Set down the full listing exactly, character for character.
* start *
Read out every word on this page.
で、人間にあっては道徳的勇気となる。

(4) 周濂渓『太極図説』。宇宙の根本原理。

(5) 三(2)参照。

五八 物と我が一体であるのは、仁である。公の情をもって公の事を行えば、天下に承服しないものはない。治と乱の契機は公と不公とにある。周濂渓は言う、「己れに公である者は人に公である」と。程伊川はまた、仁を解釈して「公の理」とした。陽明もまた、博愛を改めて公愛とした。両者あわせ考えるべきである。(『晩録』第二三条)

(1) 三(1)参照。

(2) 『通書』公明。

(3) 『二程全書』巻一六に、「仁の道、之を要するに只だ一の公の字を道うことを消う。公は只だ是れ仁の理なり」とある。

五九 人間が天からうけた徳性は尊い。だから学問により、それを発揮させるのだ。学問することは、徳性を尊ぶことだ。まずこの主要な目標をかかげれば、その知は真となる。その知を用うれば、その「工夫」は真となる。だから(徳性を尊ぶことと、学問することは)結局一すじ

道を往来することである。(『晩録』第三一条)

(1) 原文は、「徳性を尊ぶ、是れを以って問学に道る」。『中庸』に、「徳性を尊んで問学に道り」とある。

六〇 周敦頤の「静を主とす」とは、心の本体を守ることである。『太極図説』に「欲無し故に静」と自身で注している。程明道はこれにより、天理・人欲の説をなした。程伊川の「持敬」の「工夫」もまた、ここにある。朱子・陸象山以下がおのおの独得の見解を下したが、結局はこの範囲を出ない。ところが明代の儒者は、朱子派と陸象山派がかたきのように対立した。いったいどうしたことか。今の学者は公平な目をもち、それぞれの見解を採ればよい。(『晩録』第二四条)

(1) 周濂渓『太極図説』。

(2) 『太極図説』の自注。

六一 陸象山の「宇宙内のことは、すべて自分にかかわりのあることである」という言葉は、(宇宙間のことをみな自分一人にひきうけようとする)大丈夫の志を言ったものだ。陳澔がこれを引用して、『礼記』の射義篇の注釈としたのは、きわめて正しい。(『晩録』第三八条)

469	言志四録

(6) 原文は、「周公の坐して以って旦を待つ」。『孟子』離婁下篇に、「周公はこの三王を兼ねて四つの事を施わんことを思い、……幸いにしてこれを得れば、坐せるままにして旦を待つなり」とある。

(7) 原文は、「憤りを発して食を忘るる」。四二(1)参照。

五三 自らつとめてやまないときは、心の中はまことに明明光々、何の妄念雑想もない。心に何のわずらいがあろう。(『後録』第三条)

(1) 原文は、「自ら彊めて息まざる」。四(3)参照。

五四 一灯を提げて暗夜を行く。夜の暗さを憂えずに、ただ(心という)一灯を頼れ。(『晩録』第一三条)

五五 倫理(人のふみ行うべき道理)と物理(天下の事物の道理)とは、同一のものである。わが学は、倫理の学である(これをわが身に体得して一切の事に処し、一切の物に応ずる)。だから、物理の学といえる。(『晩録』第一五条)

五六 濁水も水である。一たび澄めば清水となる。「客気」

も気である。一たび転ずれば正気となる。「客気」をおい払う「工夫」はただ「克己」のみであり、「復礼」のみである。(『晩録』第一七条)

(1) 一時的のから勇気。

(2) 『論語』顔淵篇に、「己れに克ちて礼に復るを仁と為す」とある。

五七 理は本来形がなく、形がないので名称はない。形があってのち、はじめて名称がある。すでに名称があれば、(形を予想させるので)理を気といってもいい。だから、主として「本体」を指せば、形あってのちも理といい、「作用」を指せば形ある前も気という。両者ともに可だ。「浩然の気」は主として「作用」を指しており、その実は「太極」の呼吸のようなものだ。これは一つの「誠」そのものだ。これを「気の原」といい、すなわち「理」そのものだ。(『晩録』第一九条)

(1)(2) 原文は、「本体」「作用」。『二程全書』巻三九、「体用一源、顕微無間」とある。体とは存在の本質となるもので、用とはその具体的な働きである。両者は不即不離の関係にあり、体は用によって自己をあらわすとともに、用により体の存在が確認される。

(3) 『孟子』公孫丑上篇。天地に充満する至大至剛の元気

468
* end *
**OUTPUT OF THE TASK:**
Read out every word on this page.
で、人間にあっては道徳的勇気となる。

(4) 周濂渓『太極図説』。宇宙の根本原理。

(5) 三(2)参照。

五八 物と我が一体であるのは、仁である。公の情をもって公の事を行えば、天下に承服しないものはない。治と乱の契機は公と不公とにある。周濂渓は言う、「己れに公である者は人に公である」と。程伊川はまた、仁を解釈して「公の理」とした。陽明もまた、博愛を改めて公愛とした。両者あわせ考えるべきである。(『晩録』第二三条)

(1) 三(1)参照。

(2) 『通書』公明。

(3) 『二程全書』巻一六に、「仁の道、之を要するに只だ一の公の字を道うことを消う。公は只だ是れ仁の理なり」とある。

五九 人間が天からうけた徳性は尊い。だから学問により、それを発揮させるのだ。学問することは、徳性を尊ぶことだ。まずこの主要な目標をかかげれば、その知は真となる。その知を用うれば、その「工夫」は真となる。だから(徳性を尊ぶことと、学問することは)結局一すじ

道を往来することである。(『晩録』第三一条)

(1) 原文は、「徳性を尊ぶ、是れを以って問学に道る」。『中庸』に、「徳性を尊んで問学に道り」とある。

六〇 周敦頤の「静を主とす」とは、心の本体を守ることである。『太極図説』に「欲無し故に静」と自身で注している。程明道はこれにより、天理・人欲の説をなした。程伊川の「持敬」の「工夫」もまた、ここにある。朱子・陸象山以下がおのおの独得の見解を下したが、結局はこの範囲を出ない。ところが明代の儒者は、朱子派と陸象山派がかたきのように対立した。いったいどうしたことか。今の学者は公平な目をもち、それぞれの見解を採ればよい。(『晩録』第二四条)

(1) 周濂渓『太極図説』。

(2) 『太極図説』の自注。

六一 陸象山の「宇宙内のことは、すべて自分にかかわりのあることである」という言葉は、(宇宙間のことをみな自分一人にひきうけようとする)大丈夫の志を言ったものだ。陳澔がこれを引用して、『礼記』の射義篇の注釈としたのは、きわめて正しい。(『晩録』第三八条)

469	言志四録

(6) 原文は、「周公の坐して以って旦を待つ」。『孟子』離婁下篇に、「周公はこの三王を兼ねて四つの事を施わんことを思い、……幸いにしてこれを得れば、坐せるままにして旦を待つなり」とある。

(7) 原文は、「憤りを発して食を忘るる」。四二(1)参照。

五三 自らつとめてやまないときは、心の中はまことに明明光々、何の妄念雑想もない。心に何のわずらいがあろう。(『後録』第三条)

(1) 原文は、「自ら彊めて息まざる」。四(3)参照。

五四 一灯を提げて暗夜を行く。夜の暗さを憂えずに、ただ(心という)一灯を頼れ。(『晩録』第一三条)

五五 倫理(人のふみ行うべき道理)と物理(天下の事物の道理)とは、同一のものである。わが学は、倫理の学である(これをわが身に体得して一切の事に処し、一切の物に応ずる)。だから、物理の学といえる。(『晩録』第一五条)

五六 濁水も水である。一たび澄めば清水となる。「客気」

も気である。一たび転ずれば正気となる。「客気」をおい払う「工夫」はただ「克己」のみであり、「復礼」のみである。(『晩録』第一七条)

(1) 一時的のから勇気。

(2) 『論語』顔淵篇に、「己れに克ちて礼に復るを仁と為す」とある。

五七 理は本来形がなく、形がないので名称はない。形があってのち、はじめて名称がある。すでに名称があれば、(形を予想させるので)理を気といってもいい。だから、主として「本体」を指せば、形あってのちも理といい、「作用」を指せば形ある前も気という。両者ともに可だ。「浩然の気」は主として「作用」を指しており、その実は「太極」の呼吸のようなものだ。これは一つの「誠」そのものだ。これを「気の原」といい、すなわち「理」そのものだ。(『晩録』第一九条)

(1)(2) 原文は、「本体」「作用」。『二程全書』巻三九、「体用一源、顕微無間」とある。体とは存在の本質となるもので、用とはその具体的な働きである。両者は不即不離の関係にあり、体は用によって自己をあらわすとともに、用により体の存在が確認される。

(3) 『孟子』公孫丑上篇。天地に充満する至大至剛の元気

468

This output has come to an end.